- [TO DO] Each entry below is to be transcribed exactly.

- [AVAILABLE RECORDS]
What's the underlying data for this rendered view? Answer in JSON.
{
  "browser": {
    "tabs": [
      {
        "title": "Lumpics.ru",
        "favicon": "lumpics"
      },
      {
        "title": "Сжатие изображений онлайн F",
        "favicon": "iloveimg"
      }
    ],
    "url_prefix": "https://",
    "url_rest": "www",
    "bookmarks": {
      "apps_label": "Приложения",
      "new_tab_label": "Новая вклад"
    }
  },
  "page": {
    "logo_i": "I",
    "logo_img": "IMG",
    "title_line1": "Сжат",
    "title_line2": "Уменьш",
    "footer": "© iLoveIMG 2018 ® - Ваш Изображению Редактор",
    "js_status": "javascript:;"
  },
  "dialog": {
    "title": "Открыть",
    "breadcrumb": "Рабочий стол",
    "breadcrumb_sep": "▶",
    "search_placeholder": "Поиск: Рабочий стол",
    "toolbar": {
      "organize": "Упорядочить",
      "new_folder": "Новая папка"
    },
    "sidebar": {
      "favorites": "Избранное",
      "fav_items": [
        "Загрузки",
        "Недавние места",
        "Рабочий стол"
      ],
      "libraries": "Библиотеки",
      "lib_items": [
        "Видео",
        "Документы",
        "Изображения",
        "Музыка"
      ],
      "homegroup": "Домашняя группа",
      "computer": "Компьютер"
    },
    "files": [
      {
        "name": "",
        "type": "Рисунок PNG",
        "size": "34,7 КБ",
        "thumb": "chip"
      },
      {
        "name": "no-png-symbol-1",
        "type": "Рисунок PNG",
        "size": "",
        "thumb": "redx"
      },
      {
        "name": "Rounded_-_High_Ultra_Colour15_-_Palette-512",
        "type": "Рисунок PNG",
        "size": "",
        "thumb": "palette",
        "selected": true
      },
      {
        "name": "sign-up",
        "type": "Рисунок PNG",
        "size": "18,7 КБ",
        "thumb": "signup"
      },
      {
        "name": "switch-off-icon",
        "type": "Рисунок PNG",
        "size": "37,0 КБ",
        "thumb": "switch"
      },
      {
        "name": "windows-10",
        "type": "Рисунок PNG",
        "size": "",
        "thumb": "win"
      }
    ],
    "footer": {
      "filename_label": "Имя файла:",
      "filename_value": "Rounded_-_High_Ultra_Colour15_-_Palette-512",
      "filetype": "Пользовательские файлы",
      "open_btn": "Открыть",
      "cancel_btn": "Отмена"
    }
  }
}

- [RESULT OF THIS EXERCISE]
What's the underlying data for this rendered view? Answer in JSON.
{
  "browser": {
    "tabs": [
      {
        "title": "Lumpics.ru",
        "favicon": "lumpics"
      },
      {
        "title": "Сжатие изображений онлайн F",
        "favicon": "iloveimg"
      }
    ],
    "url_prefix": "https://",
    "url_rest": "www",
    "bookmarks": {
      "apps_label": "Приложения",
      "new_tab_label": "Новая вклад"
    }
  },
  "page": {
    "logo_i": "I",
    "logo_img": "IMG",
    "title_line1": "Сжат",
    "title_line2": "Уменьш",
    "footer": "© iLoveIMG 2018 ® - Ваш Изображению Редактор",
    "js_status": "javascript:;"
  },
  "dialog": {
    "title": "Открыть",
    "breadcrumb": "Рабочий стол",
    "breadcrumb_sep": "▶",
    "search_placeholder": "Поиск: Рабочий стол",
    "toolbar": {
      "organize": "Упорядочить",
      "new_folder": "Новая папка"
    },
    "sidebar": {
      "favorites": "Избранное",
      "fav_items": [
        "Загрузки",
        "Недавние места",
        "Рабочий стол"
      ],
      "libraries": "Библиотеки",
      "lib_items": [
        "Видео",
        "Документы",
        "Изображения",
        "Музыка"
      ],
      "homegroup": "Домашняя группа",
      "computer": "Компьютер"
    },
    "files": [
      {
        "name": "",
        "type": "Рисунок PNG",
        "size": "34,7 КБ",
        "thumb": "chip"
      },
      {
        "name": "no-png-symbol-1",
        "type": "Рисунок PNG",
        "size": "",
        "thumb": "redx"
      },
      {
        "name": "Rounded_-_High_Ultra_Colour15_-_Palette-512",
        "type": "Рисунок PNG",
        "size": "",
        "thumb": "palette",
        "selected": true
      },
      {
        "name": "sign-up",
        "type": "Рисунок PNG",
        "size": "18,7 КБ",
        "thumb": "signup"
      },
      {
        "name": "switch-off-icon",
        "type": "Рисунок PNG",
        "size": "37,0 КБ",
        "thumb": "switch"
      },
      {
        "name": "windows-10",
        "type": "Рисунок PNG",
        "size": "",
        "thumb": "win"
      }
    ],
    "footer": {
      "filename_label": "Имя файла:",
      "filename_value": "Rounded_-_High_Ultra_Colour15_-_Palette-512",
      "filetype": "Пользовательские файлы",
      "open_btn": "Открыть",
      "cancel_btn": "Отмена"
    }
  }
}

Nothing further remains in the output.